▸ Your instructions: Reproduce this listing in full.
** Start Information given **
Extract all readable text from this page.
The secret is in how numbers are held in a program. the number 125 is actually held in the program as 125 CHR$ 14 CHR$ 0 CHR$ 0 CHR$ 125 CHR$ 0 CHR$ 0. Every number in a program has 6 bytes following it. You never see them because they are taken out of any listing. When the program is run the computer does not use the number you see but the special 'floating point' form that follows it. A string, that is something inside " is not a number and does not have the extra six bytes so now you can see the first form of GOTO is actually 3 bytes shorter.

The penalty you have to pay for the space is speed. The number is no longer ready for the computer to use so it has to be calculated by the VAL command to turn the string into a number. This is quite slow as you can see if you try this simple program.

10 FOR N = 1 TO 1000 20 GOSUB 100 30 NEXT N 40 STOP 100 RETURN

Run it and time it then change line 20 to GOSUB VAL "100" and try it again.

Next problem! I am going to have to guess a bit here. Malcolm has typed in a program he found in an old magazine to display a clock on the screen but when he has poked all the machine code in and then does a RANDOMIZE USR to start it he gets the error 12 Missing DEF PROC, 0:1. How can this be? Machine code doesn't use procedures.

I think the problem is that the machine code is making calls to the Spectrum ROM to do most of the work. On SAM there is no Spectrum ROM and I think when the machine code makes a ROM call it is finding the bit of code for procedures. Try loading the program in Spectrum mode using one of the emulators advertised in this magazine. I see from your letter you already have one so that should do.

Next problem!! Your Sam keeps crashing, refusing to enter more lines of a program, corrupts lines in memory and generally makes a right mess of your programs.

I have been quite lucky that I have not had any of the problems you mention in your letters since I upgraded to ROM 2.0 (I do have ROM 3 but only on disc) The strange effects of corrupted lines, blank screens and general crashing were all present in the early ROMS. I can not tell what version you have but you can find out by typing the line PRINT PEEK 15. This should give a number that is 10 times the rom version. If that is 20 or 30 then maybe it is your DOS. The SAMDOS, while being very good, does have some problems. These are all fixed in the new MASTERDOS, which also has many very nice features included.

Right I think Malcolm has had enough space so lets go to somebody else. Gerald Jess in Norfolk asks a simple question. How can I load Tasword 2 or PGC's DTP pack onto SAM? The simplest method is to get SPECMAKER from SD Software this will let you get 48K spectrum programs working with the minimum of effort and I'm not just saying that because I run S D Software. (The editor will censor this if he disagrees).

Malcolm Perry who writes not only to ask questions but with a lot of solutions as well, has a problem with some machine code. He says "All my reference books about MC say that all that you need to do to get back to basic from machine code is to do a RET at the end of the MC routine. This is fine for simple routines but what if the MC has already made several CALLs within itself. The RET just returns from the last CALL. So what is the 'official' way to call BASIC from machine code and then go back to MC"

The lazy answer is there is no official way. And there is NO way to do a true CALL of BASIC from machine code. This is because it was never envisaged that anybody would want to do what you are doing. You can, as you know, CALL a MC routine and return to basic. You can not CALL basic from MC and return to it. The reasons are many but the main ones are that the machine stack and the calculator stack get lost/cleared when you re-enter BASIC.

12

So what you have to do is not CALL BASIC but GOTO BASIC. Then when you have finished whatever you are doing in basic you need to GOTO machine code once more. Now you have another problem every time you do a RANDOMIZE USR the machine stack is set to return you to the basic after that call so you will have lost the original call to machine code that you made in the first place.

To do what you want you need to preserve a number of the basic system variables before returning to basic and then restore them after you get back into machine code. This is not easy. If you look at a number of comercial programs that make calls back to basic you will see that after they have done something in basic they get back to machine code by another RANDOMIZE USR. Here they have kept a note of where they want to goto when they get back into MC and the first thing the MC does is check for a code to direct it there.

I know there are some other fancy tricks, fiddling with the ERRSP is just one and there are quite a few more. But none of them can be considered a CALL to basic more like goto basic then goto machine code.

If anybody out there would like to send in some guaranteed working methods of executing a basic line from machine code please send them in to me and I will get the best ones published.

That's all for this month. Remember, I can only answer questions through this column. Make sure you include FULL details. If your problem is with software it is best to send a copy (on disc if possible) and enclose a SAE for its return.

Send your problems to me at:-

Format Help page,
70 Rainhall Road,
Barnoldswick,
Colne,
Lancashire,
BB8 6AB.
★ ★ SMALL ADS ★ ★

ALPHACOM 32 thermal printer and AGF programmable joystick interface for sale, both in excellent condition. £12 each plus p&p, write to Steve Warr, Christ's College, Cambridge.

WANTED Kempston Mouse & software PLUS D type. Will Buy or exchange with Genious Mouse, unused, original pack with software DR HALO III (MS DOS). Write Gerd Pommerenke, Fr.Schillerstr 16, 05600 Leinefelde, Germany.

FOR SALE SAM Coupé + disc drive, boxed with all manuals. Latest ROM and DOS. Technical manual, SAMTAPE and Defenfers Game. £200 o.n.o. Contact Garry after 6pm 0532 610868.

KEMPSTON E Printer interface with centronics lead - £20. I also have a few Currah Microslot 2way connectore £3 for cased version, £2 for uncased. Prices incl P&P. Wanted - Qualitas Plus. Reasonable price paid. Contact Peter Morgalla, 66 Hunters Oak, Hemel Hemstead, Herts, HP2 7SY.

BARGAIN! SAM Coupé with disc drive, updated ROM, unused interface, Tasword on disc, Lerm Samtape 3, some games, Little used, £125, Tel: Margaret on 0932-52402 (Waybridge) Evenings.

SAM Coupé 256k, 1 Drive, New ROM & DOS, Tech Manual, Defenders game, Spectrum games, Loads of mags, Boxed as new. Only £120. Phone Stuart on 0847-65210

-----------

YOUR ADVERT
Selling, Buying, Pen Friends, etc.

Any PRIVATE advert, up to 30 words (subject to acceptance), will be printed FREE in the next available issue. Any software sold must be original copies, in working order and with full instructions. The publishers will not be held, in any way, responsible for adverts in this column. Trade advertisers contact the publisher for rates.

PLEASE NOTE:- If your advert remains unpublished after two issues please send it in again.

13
** End Information given **
▸ Finished task:
Extract all readable text from this page.
The secret is in how numbers are held in a program. the number 125 is actually held in the program as 125 CHR$ 14 CHR$ 0 CHR$ 0 CHR$ 125 CHR$ 0 CHR$ 0. Every number in a program has 6 bytes following it. You never see them because they are taken out of any listing. When the program is run the computer does not use the number you see but the special 'floating point' form that follows it. A string, that is something inside " is not a number and does not have the extra six bytes so now you can see the first form of GOTO is actually 3 bytes shorter.

The penalty you have to pay for the space is speed. The number is no longer ready for the computer to use so it has to be calculated by the VAL command to turn the string into a number. This is quite slow as you can see if you try this simple program.

10 FOR N = 1 TO 1000 20 GOSUB 100 30 NEXT N 40 STOP 100 RETURN

Run it and time it then change line 20 to GOSUB VAL "100" and try it again.

Next problem! I am going to have to guess a bit here. Malcolm has typed in a program he found in an old magazine to display a clock on the screen but when he has poked all the machine code in and then does a RANDOMIZE USR to start it he gets the error 12 Missing DEF PROC, 0:1. How can this be? Machine code doesn't use procedures.

I think the problem is that the machine code is making calls to the Spectrum ROM to do most of the work. On SAM there is no Spectrum ROM and I think when the machine code makes a ROM call it is finding the bit of code for procedures. Try loading the program in Spectrum mode using one of the emulators advertised in this magazine. I see from your letter you already have one so that should do.

Next problem!! Your Sam keeps crashing, refusing to enter more lines of a program, corrupts lines in memory and generally makes a right mess of your programs.

I have been quite lucky that I have not had any of the problems you mention in your letters since I upgraded to ROM 2.0 (I do have ROM 3 but only on disc) The strange effects of corrupted lines, blank screens and general crashing were all present in the early ROMS. I can not tell what version you have but you can find out by typing the line PRINT PEEK 15. This should give a number that is 10 times the rom version. If that is 20 or 30 then maybe it is your DOS. The SAMDOS, while being very good, does have some problems. These are all fixed in the new MASTERDOS, which also has many very nice features included.

Right I think Malcolm has had enough space so lets go to somebody else. Gerald Jess in Norfolk asks a simple question. How can I load Tasword 2 or PGC's DTP pack onto SAM? The simplest method is to get SPECMAKER from SD Software this will let you get 48K spectrum programs working with the minimum of effort and I'm not just saying that because I run S D Software. (The editor will censor this if he disagrees).

Malcolm Perry who writes not only to ask questions but with a lot of solutions as well, has a problem with some machine code. He says "All my reference books about MC say that all that you need to do to get back to basic from machine code is to do a RET at the end of the MC routine. This is fine for simple routines but what if the MC has already made several CALLs within itself. The RET just returns from the last CALL. So what is the 'official' way to call BASIC from machine code and then go back to MC"

The lazy answer is there is no official way. And there is NO way to do a true CALL of BASIC from machine code. This is because it was never envisaged that anybody would want to do what you are doing. You can, as you know, CALL a MC routine and return to basic. You can not CALL basic from MC and return to it. The reasons are many but the main ones are that the machine stack and the calculator stack get lost/cleared when you re-enter BASIC.

12

So what you have to do is not CALL BASIC but GOTO BASIC. Then when you have finished whatever you are doing in basic you need to GOTO machine code once more. Now you have another problem every time you do a RANDOMIZE USR the machine stack is set to return you to the basic after that call so you will have lost the original call to machine code that you made in the first place.

To do what you want you need to preserve a number of the basic system variables before returning to basic and then restore them after you get back into machine code. This is not easy. If you look at a number of comercial programs that make calls back to basic you will see that after they have done something in basic they get back to machine code by another RANDOMIZE USR. Here they have kept a note of where they want to goto when they get back into MC and the first thing the MC does is check for a code to direct it there.

I know there are some other fancy tricks, fiddling with the ERRSP is just one and there are quite a few more. But none of them can be considered a CALL to basic more like goto basic then goto machine code.

If anybody out there would like to send in some guaranteed working methods of executing a basic line from machine code please send them in to me and I will get the best ones published.

That's all for this month. Remember, I can only answer questions through this column. Make sure you include FULL details. If your problem is with software it is best to send a copy (on disc if possible) and enclose a SAE for its return.

Send your problems to me at:-

Format Help page,
70 Rainhall Road,
Barnoldswick,
Colne,
Lancashire,
BB8 6AB.
★ ★ SMALL ADS ★ ★

ALPHACOM 32 thermal printer and AGF programmable joystick interface for sale, both in excellent condition. £12 each plus p&p, write to Steve Warr, Christ's College, Cambridge.

WANTED Kempston Mouse & software PLUS D type. Will Buy or exchange with Genious Mouse, unused, original pack with software DR HALO III (MS DOS). Write Gerd Pommerenke, Fr.Schillerstr 16, 05600 Leinefelde, Germany.

FOR SALE SAM Coupé + disc drive, boxed with all manuals. Latest ROM and DOS. Technical manual, SAMTAPE and Defenfers Game. £200 o.n.o. Contact Garry after 6pm 0532 610868.

KEMPSTON E Printer interface with centronics lead - £20. I also have a few Currah Microslot 2way connectore £3 for cased version, £2 for uncased. Prices incl P&P. Wanted - Qualitas Plus. Reasonable price paid. Contact Peter Morgalla, 66 Hunters Oak, Hemel Hemstead, Herts, HP2 7SY.

BARGAIN! SAM Coupé with disc drive, updated ROM, unused interface, Tasword on disc, Lerm Samtape 3, some games, Little used, £125, Tel: Margaret on 0932-52402 (Waybridge) Evenings.

SAM Coupé 256k, 1 Drive, New ROM & DOS, Tech Manual, Defenders game, Spectrum games, Loads of mags, Boxed as new. Only £120. Phone Stuart on 0847-65210

-----------

YOUR ADVERT
Selling, Buying, Pen Friends, etc.

Any PRIVATE advert, up to 30 words (subject to acceptance), will be printed FREE in the next available issue. Any software sold must be original copies, in working order and with full instructions. The publishers will not be held, in any way, responsible for adverts in this column. Trade advertisers contact the publisher for rates.

PLEASE NOTE:- If your advert remains unpublished after two issues please send it in again.

13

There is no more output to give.